[Data records]

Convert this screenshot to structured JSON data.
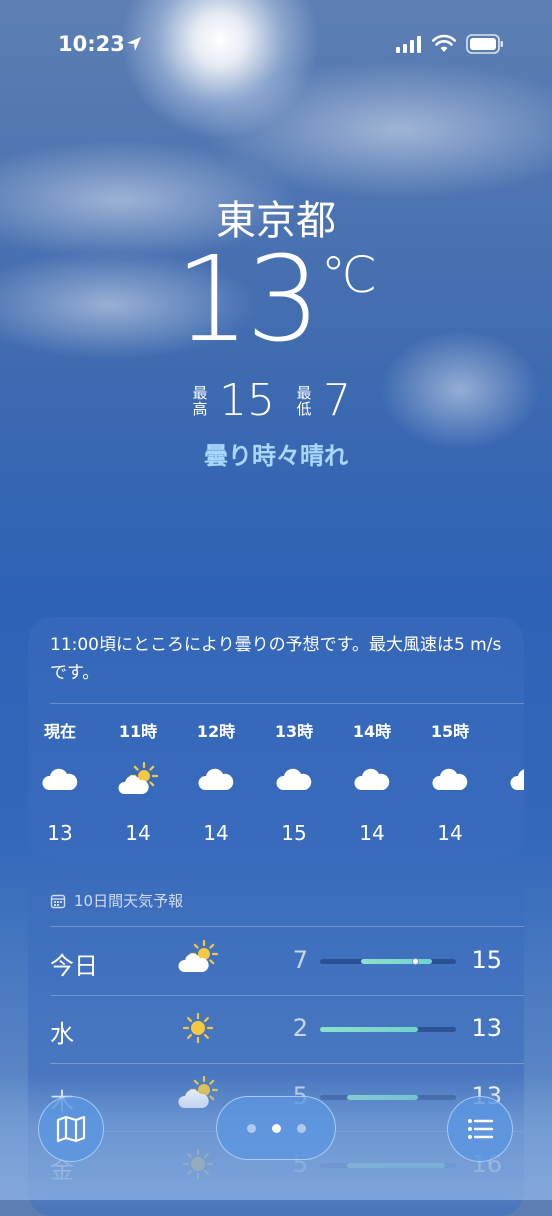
{
  "status": {
    "time": "10:23"
  },
  "hero": {
    "city": "東京都",
    "temp": "13",
    "unit": "℃",
    "high_label_top": "最",
    "high_label_bottom": "高",
    "high": "15",
    "low_label_top": "最",
    "low_label_bottom": "低",
    "low": "7",
    "condition": "曇り時々晴れ"
  },
  "hourly": {
    "summary": "11:00頃にところにより曇りの予想です。最大風速は5 m/sです。",
    "hours": [
      {
        "label": "現在",
        "icon": "cloud-icon",
        "temp": "13"
      },
      {
        "label": "11時",
        "icon": "partly-sunny-icon",
        "temp": "14"
      },
      {
        "label": "12時",
        "icon": "cloud-icon",
        "temp": "14"
      },
      {
        "label": "13時",
        "icon": "cloud-icon",
        "temp": "15"
      },
      {
        "label": "14時",
        "icon": "cloud-icon",
        "temp": "14"
      },
      {
        "label": "15時",
        "icon": "cloud-icon",
        "temp": "14"
      },
      {
        "label": "1",
        "icon": "cloud-icon",
        "temp": ""
      }
    ]
  },
  "forecast": {
    "header": "10日間天気予報",
    "days": [
      {
        "name": "今日",
        "icon": "partly-sunny-icon",
        "low": "7",
        "high": "15",
        "fill_start": 0.3,
        "fill_end": 0.82,
        "current": 0.7
      },
      {
        "name": "水",
        "icon": "sun-icon",
        "low": "2",
        "high": "13",
        "fill_start": 0.0,
        "fill_end": 0.72
      },
      {
        "name": "木",
        "icon": "partly-sunny-icon",
        "low": "5",
        "high": "13",
        "fill_start": 0.2,
        "fill_end": 0.72
      },
      {
        "name": "金",
        "icon": "sun-icon",
        "low": "5",
        "high": "16",
        "fill_start": 0.2,
        "fill_end": 0.92
      }
    ]
  },
  "colors": {
    "accent_condition": "#a8d8ff",
    "bar_fill": "#7fdac9"
  }
}
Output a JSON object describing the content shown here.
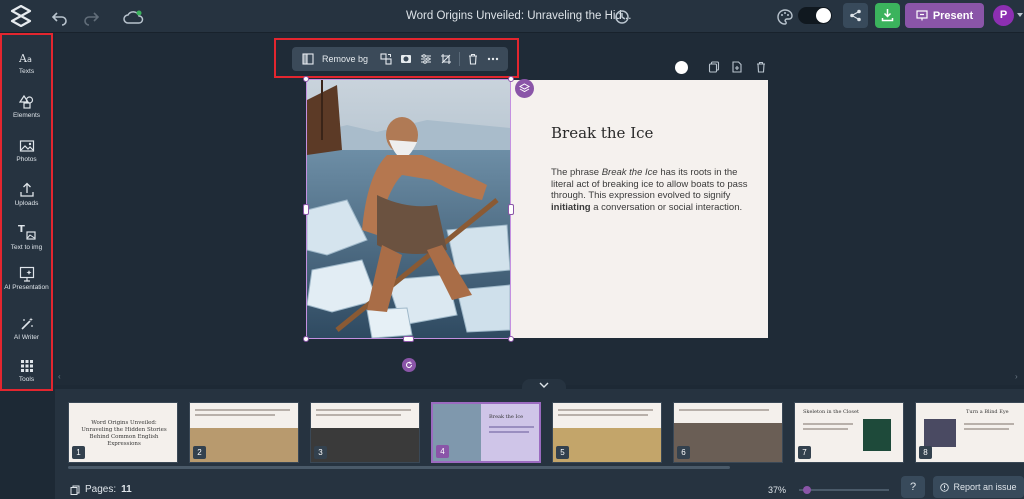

REQUIREMENT: Locate and copy each line in the data above that includes the word "JSON".

ANSWER TO THE TASK:
Convert this screenshot to structured JSON data.
Output a JSON object describing the content shown here.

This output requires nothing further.